Given task | Write out the entries again exactly as they are given.

Extracted information |
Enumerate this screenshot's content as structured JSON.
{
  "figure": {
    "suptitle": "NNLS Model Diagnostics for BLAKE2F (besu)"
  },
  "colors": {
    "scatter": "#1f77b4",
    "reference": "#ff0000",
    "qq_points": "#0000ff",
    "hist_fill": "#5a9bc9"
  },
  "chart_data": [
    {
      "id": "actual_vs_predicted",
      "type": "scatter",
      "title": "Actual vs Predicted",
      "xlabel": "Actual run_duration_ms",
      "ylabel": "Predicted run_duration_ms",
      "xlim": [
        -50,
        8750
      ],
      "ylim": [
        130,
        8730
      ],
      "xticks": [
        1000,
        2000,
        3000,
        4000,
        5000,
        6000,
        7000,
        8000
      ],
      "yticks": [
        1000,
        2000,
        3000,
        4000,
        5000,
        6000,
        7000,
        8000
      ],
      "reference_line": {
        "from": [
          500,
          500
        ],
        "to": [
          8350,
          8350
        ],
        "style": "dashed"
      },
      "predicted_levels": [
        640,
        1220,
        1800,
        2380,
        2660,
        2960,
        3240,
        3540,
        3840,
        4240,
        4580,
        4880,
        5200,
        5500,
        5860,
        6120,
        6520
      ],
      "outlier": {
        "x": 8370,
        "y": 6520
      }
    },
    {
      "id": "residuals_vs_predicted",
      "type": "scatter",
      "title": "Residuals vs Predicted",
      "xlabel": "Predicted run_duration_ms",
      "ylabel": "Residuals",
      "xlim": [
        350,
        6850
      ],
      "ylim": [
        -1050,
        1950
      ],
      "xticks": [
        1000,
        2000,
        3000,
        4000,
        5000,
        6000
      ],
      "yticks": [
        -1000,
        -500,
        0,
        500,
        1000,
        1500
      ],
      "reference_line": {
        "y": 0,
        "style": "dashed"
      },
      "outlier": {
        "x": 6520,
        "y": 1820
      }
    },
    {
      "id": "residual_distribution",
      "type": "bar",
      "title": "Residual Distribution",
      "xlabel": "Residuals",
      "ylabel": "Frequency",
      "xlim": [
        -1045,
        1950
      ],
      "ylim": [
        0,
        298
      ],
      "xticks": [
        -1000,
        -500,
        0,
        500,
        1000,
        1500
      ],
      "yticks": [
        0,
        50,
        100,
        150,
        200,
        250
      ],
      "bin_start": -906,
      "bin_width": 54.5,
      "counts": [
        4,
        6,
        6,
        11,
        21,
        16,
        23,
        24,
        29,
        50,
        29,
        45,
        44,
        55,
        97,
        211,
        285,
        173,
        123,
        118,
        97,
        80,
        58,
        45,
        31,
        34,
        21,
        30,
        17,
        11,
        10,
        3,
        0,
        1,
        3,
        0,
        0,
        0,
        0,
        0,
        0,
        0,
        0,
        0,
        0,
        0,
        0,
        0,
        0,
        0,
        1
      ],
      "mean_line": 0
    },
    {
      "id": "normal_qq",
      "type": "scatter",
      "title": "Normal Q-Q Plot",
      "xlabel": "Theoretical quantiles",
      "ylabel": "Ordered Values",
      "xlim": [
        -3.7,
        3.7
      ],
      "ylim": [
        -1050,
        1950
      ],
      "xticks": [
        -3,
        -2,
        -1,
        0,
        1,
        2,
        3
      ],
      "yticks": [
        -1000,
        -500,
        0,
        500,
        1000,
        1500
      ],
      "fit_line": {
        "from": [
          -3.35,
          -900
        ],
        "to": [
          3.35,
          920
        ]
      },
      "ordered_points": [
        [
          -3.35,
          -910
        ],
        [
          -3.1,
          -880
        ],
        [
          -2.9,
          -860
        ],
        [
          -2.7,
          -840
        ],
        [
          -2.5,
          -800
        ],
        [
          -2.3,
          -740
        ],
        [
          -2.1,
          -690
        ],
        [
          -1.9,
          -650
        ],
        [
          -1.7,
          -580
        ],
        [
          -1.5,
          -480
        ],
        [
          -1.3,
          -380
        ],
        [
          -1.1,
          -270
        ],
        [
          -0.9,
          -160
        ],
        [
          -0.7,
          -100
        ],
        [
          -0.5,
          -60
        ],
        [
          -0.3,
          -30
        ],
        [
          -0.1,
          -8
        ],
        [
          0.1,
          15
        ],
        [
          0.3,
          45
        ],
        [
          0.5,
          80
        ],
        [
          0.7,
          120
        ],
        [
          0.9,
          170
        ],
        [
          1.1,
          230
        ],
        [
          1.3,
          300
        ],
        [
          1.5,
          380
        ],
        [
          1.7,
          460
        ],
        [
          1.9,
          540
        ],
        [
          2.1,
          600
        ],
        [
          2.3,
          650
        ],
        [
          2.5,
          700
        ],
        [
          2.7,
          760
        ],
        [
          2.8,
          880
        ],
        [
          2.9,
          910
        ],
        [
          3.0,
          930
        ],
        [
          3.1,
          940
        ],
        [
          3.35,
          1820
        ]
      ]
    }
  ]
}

Reply |
Enumerate this screenshot's content as structured JSON.
{
  "figure": {
    "suptitle": "NNLS Model Diagnostics for BLAKE2F (besu)"
  },
  "colors": {
    "scatter": "#1f77b4",
    "reference": "#ff0000",
    "qq_points": "#0000ff",
    "hist_fill": "#5a9bc9"
  },
  "chart_data": [
    {
      "id": "actual_vs_predicted",
      "type": "scatter",
      "title": "Actual vs Predicted",
      "xlabel": "Actual run_duration_ms",
      "ylabel": "Predicted run_duration_ms",
      "xlim": [
        -50,
        8750
      ],
      "ylim": [
        130,
        8730
      ],
      "xticks": [
        1000,
        2000,
        3000,
        4000,
        5000,
        6000,
        7000,
        8000
      ],
      "yticks": [
        1000,
        2000,
        3000,
        4000,
        5000,
        6000,
        7000,
        8000
      ],
      "reference_line": {
        "from": [
          500,
          500
        ],
        "to": [
          8350,
          8350
        ],
        "style": "dashed"
      },
      "predicted_levels": [
        640,
        1220,
        1800,
        2380,
        2660,
        2960,
        3240,
        3540,
        3840,
        4240,
        4580,
        4880,
        5200,
        5500,
        5860,
        6120,
        6520
      ],
      "outlier": {
        "x": 8370,
        "y": 6520
      }
    },
    {
      "id": "residuals_vs_predicted",
      "type": "scatter",
      "title": "Residuals vs Predicted",
      "xlabel": "Predicted run_duration_ms",
      "ylabel": "Residuals",
      "xlim": [
        350,
        6850
      ],
      "ylim": [
        -1050,
        1950
      ],
      "xticks": [
        1000,
        2000,
        3000,
        4000,
        5000,
        6000
      ],
      "yticks": [
        -1000,
        -500,
        0,
        500,
        1000,
        1500
      ],
      "reference_line": {
        "y": 0,
        "style": "dashed"
      },
      "outlier": {
        "x": 6520,
        "y": 1820
      }
    },
    {
      "id": "residual_distribution",
      "type": "bar",
      "title": "Residual Distribution",
      "xlabel": "Residuals",
      "ylabel": "Frequency",
      "xlim": [
        -1045,
        1950
      ],
      "ylim": [
        0,
        298
      ],
      "xticks": [
        -1000,
        -500,
        0,
        500,
        1000,
        1500
      ],
      "yticks": [
        0,
        50,
        100,
        150,
        200,
        250
      ],
      "bin_start": -906,
      "bin_width": 54.5,
      "counts": [
        4,
        6,
        6,
        11,
        21,
        16,
        23,
        24,
        29,
        50,
        29,
        45,
        44,
        55,
        97,
        211,
        285,
        173,
        123,
        118,
        97,
        80,
        58,
        45,
        31,
        34,
        21,
        30,
        17,
        11,
        10,
        3,
        0,
        1,
        3,
        0,
        0,
        0,
        0,
        0,
        0,
        0,
        0,
        0,
        0,
        0,
        0,
        0,
        0,
        0,
        1
      ],
      "mean_line": 0
    },
    {
      "id": "normal_qq",
      "type": "scatter",
      "title": "Normal Q-Q Plot",
      "xlabel": "Theoretical quantiles",
      "ylabel": "Ordered Values",
      "xlim": [
        -3.7,
        3.7
      ],
      "ylim": [
        -1050,
        1950
      ],
      "xticks": [
        -3,
        -2,
        -1,
        0,
        1,
        2,
        3
      ],
      "yticks": [
        -1000,
        -500,
        0,
        500,
        1000,
        1500
      ],
      "fit_line": {
        "from": [
          -3.35,
          -900
        ],
        "to": [
          3.35,
          920
        ]
      },
      "ordered_points": [
        [
          -3.35,
          -910
        ],
        [
          -3.1,
          -880
        ],
        [
          -2.9,
          -860
        ],
        [
          -2.7,
          -840
        ],
        [
          -2.5,
          -800
        ],
        [
          -2.3,
          -740
        ],
        [
          -2.1,
          -690
        ],
        [
          -1.9,
          -650
        ],
        [
          -1.7,
          -580
        ],
        [
          -1.5,
          -480
        ],
        [
          -1.3,
          -380
        ],
        [
          -1.1,
          -270
        ],
        [
          -0.9,
          -160
        ],
        [
          -0.7,
          -100
        ],
        [
          -0.5,
          -60
        ],
        [
          -0.3,
          -30
        ],
        [
          -0.1,
          -8
        ],
        [
          0.1,
          15
        ],
        [
          0.3,
          45
        ],
        [
          0.5,
          80
        ],
        [
          0.7,
          120
        ],
        [
          0.9,
          170
        ],
        [
          1.1,
          230
        ],
        [
          1.3,
          300
        ],
        [
          1.5,
          380
        ],
        [
          1.7,
          460
        ],
        [
          1.9,
          540
        ],
        [
          2.1,
          600
        ],
        [
          2.3,
          650
        ],
        [
          2.5,
          700
        ],
        [
          2.7,
          760
        ],
        [
          2.8,
          880
        ],
        [
          2.9,
          910
        ],
        [
          3.0,
          930
        ],
        [
          3.1,
          940
        ],
        [
          3.35,
          1820
        ]
      ]
    }
  ]
}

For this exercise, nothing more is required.